Direction: Repeat the listing word for word. No pictures belong in the copy.

Saved entries

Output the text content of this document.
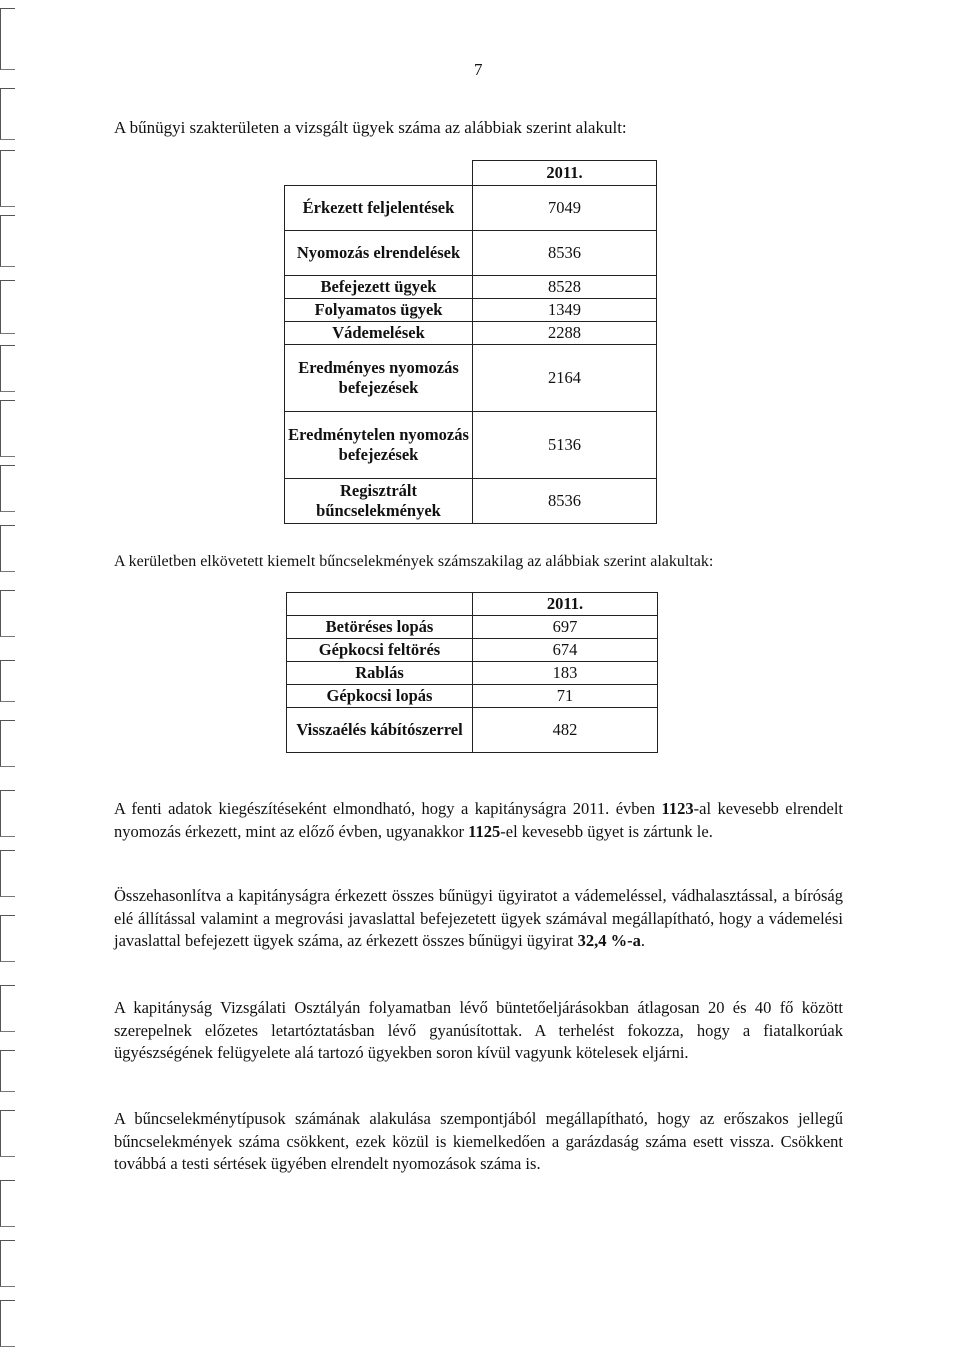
7
A bűnügyi szakterületen a vizsgált ügyek száma az alábbiak szerint alakult:
	2011.
Érkezett feljelentések	7049
Nyomozás elrendelések	8536
Befejezett ügyek	8528
Folyamatos ügyek	1349
Vádemelések	2288
Eredményes nyomozás befejezések	2164
Eredménytelen nyomozás befejezések	5136
Regisztrált bűncselekmények	8536
A kerületben elkövetett kiemelt bűncselekmények számszakilag az alábbiak szerint alakultak:
	2011.
Betöréses lopás	697
Gépkocsi feltörés	674
Rablás	183
Gépkocsi lopás	71
Visszaélés kábítószerrel	482
A fenti adatok kiegészítéseként elmondható, hogy a kapitányságra 2011. évben 1123-al kevesebb elrendelt nyomozás érkezett, mint az előző évben, ugyanakkor 1125-el kevesebb ügyet is zártunk le.
Összehasonlítva a kapitányságra érkezett összes bűnügyi ügyiratot a vádemeléssel, vádhalasztással, a bíróság elé állítással valamint a megrovási javaslattal befejezetett ügyek számával megállapítható, hogy a vádemelési javaslattal befejezett ügyek száma, az érkezett összes bűnügyi ügyirat 32,4 %-a.
A kapitányság Vizsgálati Osztályán folyamatban lévő büntetőeljárásokban átlagosan 20 és 40 fő között szerepelnek előzetes letartóztatásban lévő gyanúsítottak. A terhelést fokozza, hogy a fiatalkorúak ügyészségének felügyelete alá tartozó ügyekben soron kívül vagyunk kötelesek eljárni.
A bűncselekménytípusok számának alakulása szempontjából megállapítható, hogy az erőszakos jellegű bűncselekmények száma csökkent, ezek közül is kiemelkedően a garázdaság száma esett vissza. Csökkent továbbá a testi sértések ügyében elrendelt nyomozások száma is.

Exercise output:
Output the text content of this document.
7
A bűnügyi szakterületen a vizsgált ügyek száma az alábbiak szerint alakult:
	2011.
Érkezett feljelentések	7049
Nyomozás elrendelések	8536
Befejezett ügyek	8528
Folyamatos ügyek	1349
Vádemelések	2288
Eredményes nyomozás befejezések	2164
Eredménytelen nyomozás befejezések	5136
Regisztrált bűncselekmények	8536
A kerületben elkövetett kiemelt bűncselekmények számszakilag az alábbiak szerint alakultak:
	2011.
Betöréses lopás	697
Gépkocsi feltörés	674
Rablás	183
Gépkocsi lopás	71
Visszaélés kábítószerrel	482
A fenti adatok kiegészítéseként elmondható, hogy a kapitányságra 2011. évben 1123-al kevesebb elrendelt nyomozás érkezett, mint az előző évben, ugyanakkor 1125-el kevesebb ügyet is zártunk le.
Összehasonlítva a kapitányságra érkezett összes bűnügyi ügyiratot a vádemeléssel, vádhalasztással, a bíróság elé állítással valamint a megrovási javaslattal befejezetett ügyek számával megállapítható, hogy a vádemelési javaslattal befejezett ügyek száma, az érkezett összes bűnügyi ügyirat 32,4 %-a.
A kapitányság Vizsgálati Osztályán folyamatban lévő büntetőeljárásokban átlagosan 20 és 40 fő között szerepelnek előzetes letartóztatásban lévő gyanúsítottak. A terhelést fokozza, hogy a fiatalkorúak ügyészségének felügyelete alá tartozó ügyekben soron kívül vagyunk kötelesek eljárni.
A bűncselekménytípusok számának alakulása szempontjából megállapítható, hogy az erőszakos jellegű bűncselekmények száma csökkent, ezek közül is kiemelkedően a garázdaság száma esett vissza. Csökkent továbbá a testi sértések ügyében elrendelt nyomozások száma is.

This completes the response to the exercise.